_Written request:_ Go through the material below and count the lines with the string "structured"; the number is the whole answer.

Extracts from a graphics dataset
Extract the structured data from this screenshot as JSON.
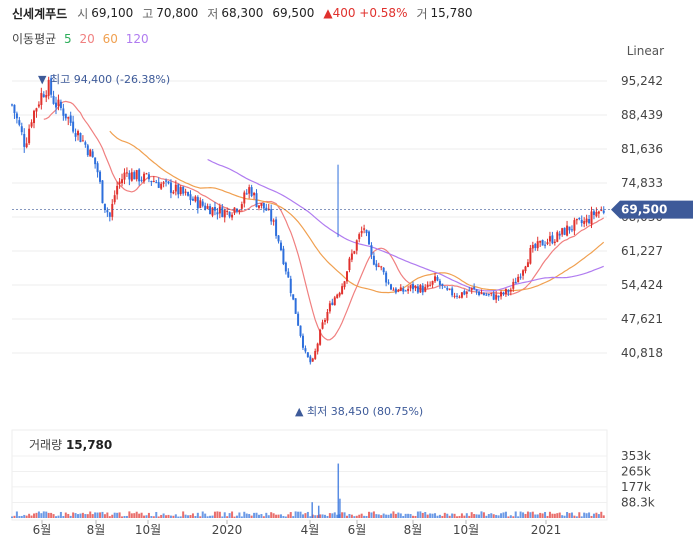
{
  "header": {
    "name": "신세계푸드",
    "open_label": "시",
    "open": "69,100",
    "high_label": "고",
    "high": "70,800",
    "low_label": "저",
    "low": "68,300",
    "close": "69,500",
    "change": "▲400 +0.58%",
    "volume_label": "거",
    "volume": "15,780"
  },
  "ma_legend": {
    "title": "이동평균",
    "periods": [
      "5",
      "20",
      "60",
      "120"
    ],
    "colors": [
      "#2dae5a",
      "#f08080",
      "#f0a050",
      "#b07cf0"
    ]
  },
  "scale_mode": "Linear",
  "annotations": {
    "max_label": "최고 94,400 (-26.38%)",
    "min_label": "최저 38,450 (80.75%)",
    "current_price": "69,500"
  },
  "volume_title": {
    "label": "거래량",
    "value": "15,780"
  },
  "colors": {
    "up": "#e0312d",
    "down": "#2e6fdc",
    "accent": "#3d5a99"
  },
  "chart_data": {
    "type": "candlestick",
    "y_ticks": [
      "95,242",
      "88,439",
      "81,636",
      "74,833",
      "68,030",
      "61,227",
      "54,424",
      "47,621",
      "40,818"
    ],
    "y_tick_values": [
      95242,
      88439,
      81636,
      74833,
      68030,
      61227,
      54424,
      47621,
      40818
    ],
    "x_ticks": [
      "6월",
      "8월",
      "10월",
      "2020",
      "4월",
      "6월",
      "8월",
      "10월",
      "2021"
    ],
    "volume_ticks": [
      "353k",
      "265k",
      "177k",
      "88.3k"
    ],
    "volume_tick_values": [
      353000,
      265000,
      177000,
      88300
    ],
    "price_path": [
      [
        0,
        90500
      ],
      [
        8,
        82500
      ],
      [
        12,
        88000
      ],
      [
        18,
        92500
      ],
      [
        22,
        94400
      ],
      [
        26,
        91000
      ],
      [
        32,
        89000
      ],
      [
        40,
        85000
      ],
      [
        46,
        82000
      ],
      [
        52,
        78000
      ],
      [
        56,
        71000
      ],
      [
        60,
        68000
      ],
      [
        64,
        74000
      ],
      [
        70,
        77000
      ],
      [
        78,
        76000
      ],
      [
        86,
        75500
      ],
      [
        92,
        74500
      ],
      [
        100,
        73500
      ],
      [
        108,
        72000
      ],
      [
        116,
        70500
      ],
      [
        124,
        69500
      ],
      [
        132,
        69000
      ],
      [
        140,
        70500
      ],
      [
        146,
        74000
      ],
      [
        150,
        71000
      ],
      [
        156,
        69500
      ],
      [
        160,
        67000
      ],
      [
        164,
        63000
      ],
      [
        170,
        55000
      ],
      [
        176,
        46000
      ],
      [
        180,
        40500
      ],
      [
        184,
        38450
      ],
      [
        190,
        46000
      ],
      [
        196,
        51000
      ],
      [
        202,
        54000
      ],
      [
        208,
        60000
      ],
      [
        212,
        63500
      ],
      [
        216,
        66000
      ],
      [
        220,
        60000
      ],
      [
        226,
        58000
      ],
      [
        232,
        54000
      ],
      [
        238,
        53000
      ],
      [
        246,
        54000
      ],
      [
        254,
        53500
      ],
      [
        260,
        55500
      ],
      [
        266,
        53000
      ],
      [
        274,
        52500
      ],
      [
        282,
        53500
      ],
      [
        290,
        52500
      ],
      [
        298,
        52000
      ],
      [
        306,
        53500
      ],
      [
        312,
        57000
      ],
      [
        318,
        61000
      ],
      [
        326,
        63000
      ],
      [
        334,
        64000
      ],
      [
        340,
        65500
      ],
      [
        346,
        66500
      ],
      [
        352,
        67000
      ],
      [
        358,
        69000
      ],
      [
        364,
        69500
      ]
    ],
    "max_point": {
      "t": 22,
      "value": 94400
    },
    "min_point": {
      "t": 184,
      "value": 38450
    },
    "volume_spikes": [
      {
        "t": 200,
        "value": 310000
      },
      {
        "t": 201,
        "value": 110000
      },
      {
        "t": 184,
        "value": 90000
      },
      {
        "t": 188,
        "value": 70000
      }
    ]
  }
}
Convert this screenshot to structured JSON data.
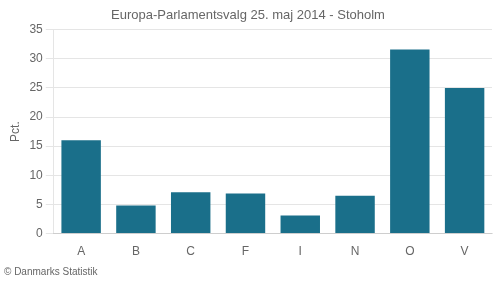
{
  "chart_data": {
    "type": "bar",
    "title": "Europa-Parlamentsvalg 25. maj 2014 - Stoholm",
    "ylabel": "Pct.",
    "footer": "© Danmarks Statistik",
    "categories": [
      "A",
      "B",
      "C",
      "F",
      "I",
      "N",
      "O",
      "V"
    ],
    "values": [
      16.0,
      4.8,
      7.1,
      6.9,
      3.1,
      6.5,
      31.6,
      25.0
    ],
    "color": "#1a6f8a",
    "ylim": [
      0,
      35
    ],
    "yticks": [
      0,
      5,
      10,
      15,
      20,
      25,
      30,
      35
    ],
    "grid": true
  }
}
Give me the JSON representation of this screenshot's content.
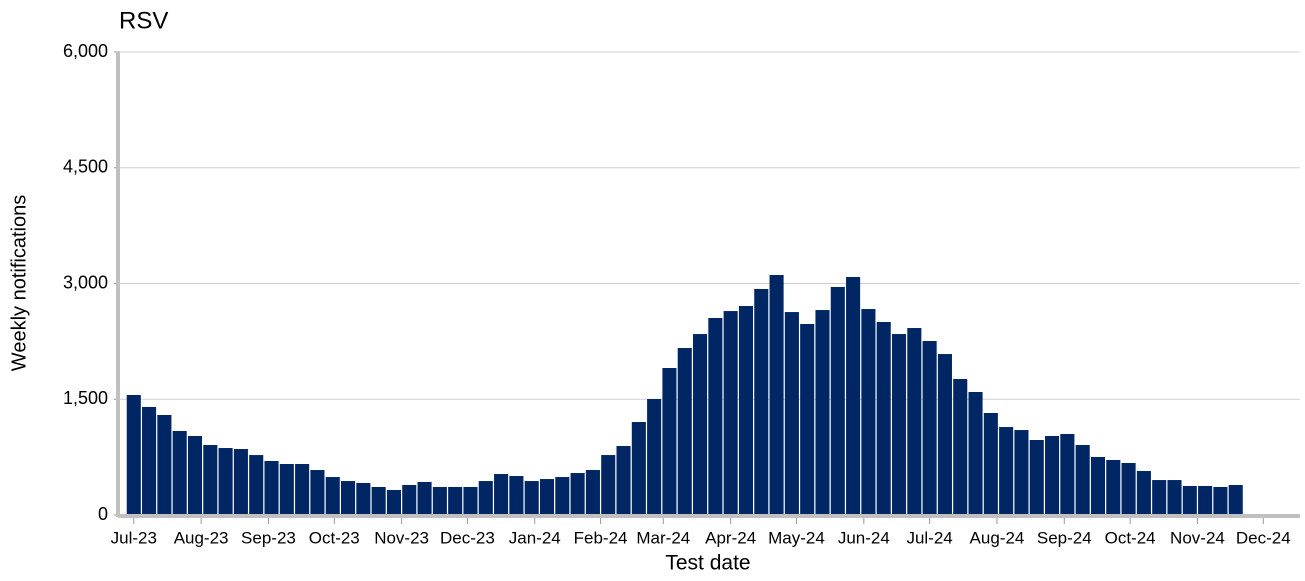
{
  "chart_data": {
    "type": "bar",
    "title": "RSV",
    "x_label": "Test date",
    "y_label": "Weekly notifications",
    "color": "#002664",
    "grid": true,
    "categories": [
      null,
      null,
      null,
      null,
      null,
      null,
      null,
      null,
      null,
      null,
      null,
      null,
      null,
      null,
      null,
      null,
      null,
      null,
      null,
      null,
      null,
      null,
      null,
      null,
      null,
      null,
      null,
      null,
      null,
      null,
      null,
      null,
      null,
      null,
      null,
      null,
      null,
      null,
      null,
      null,
      null,
      null,
      null,
      null,
      null,
      null,
      null,
      null,
      null,
      null,
      null,
      null,
      null,
      null,
      null,
      null,
      null,
      null,
      null,
      null,
      null,
      null,
      null,
      null,
      null,
      null,
      null,
      null,
      null,
      null,
      null,
      null,
      null
    ],
    "values": [
      1555,
      1400,
      1296,
      1089,
      1024,
      907,
      868,
      855,
      777,
      700,
      661,
      661,
      583,
      492,
      440,
      415,
      363,
      324,
      389,
      428,
      363,
      363,
      363,
      440,
      531,
      505,
      440,
      466,
      492,
      544,
      583,
      777,
      894,
      1205,
      1503,
      1905,
      2164,
      2345,
      2553,
      2643,
      2708,
      2929,
      3110,
      2630,
      2475,
      2656,
      2955,
      3084,
      2669,
      2501,
      2345,
      2423,
      2255,
      2086,
      1762,
      1594,
      1322,
      1140,
      1101,
      972,
      1024,
      1050,
      907,
      752,
      713,
      674,
      570,
      453,
      453,
      376,
      376,
      363,
      389
    ],
    "xlim": [
      -0.9,
      76.2
    ],
    "xticks": [
      {
        "value": 0,
        "label": "Jul-23"
      },
      {
        "value": 4.4,
        "label": "Aug-23"
      },
      {
        "value": 8.8,
        "label": "Sep-23"
      },
      {
        "value": 13.1,
        "label": "Oct-23"
      },
      {
        "value": 17.5,
        "label": "Nov-23"
      },
      {
        "value": 21.8,
        "label": "Dec-23"
      },
      {
        "value": 26.2,
        "label": "Jan-24"
      },
      {
        "value": 30.5,
        "label": "Feb-24"
      },
      {
        "value": 34.6,
        "label": "Mar-24"
      },
      {
        "value": 39.0,
        "label": "Apr-24"
      },
      {
        "value": 43.3,
        "label": "May-24"
      },
      {
        "value": 47.7,
        "label": "Jun-24"
      },
      {
        "value": 52.0,
        "label": "Jul-24"
      },
      {
        "value": 56.4,
        "label": "Aug-24"
      },
      {
        "value": 60.8,
        "label": "Sep-24"
      },
      {
        "value": 65.1,
        "label": "Oct-24"
      },
      {
        "value": 69.5,
        "label": "Nov-24"
      },
      {
        "value": 73.8,
        "label": "Dec-24"
      }
    ],
    "ylim": [
      0,
      6000
    ],
    "yticks": [
      0,
      {
        "value": 1500,
        "label": "1,500"
      },
      {
        "value": 3000,
        "label": "3,000"
      },
      {
        "value": 4500,
        "label": "4,500"
      },
      {
        "value": 6000,
        "label": "6,000"
      }
    ]
  }
}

_Exercise solution:_ 2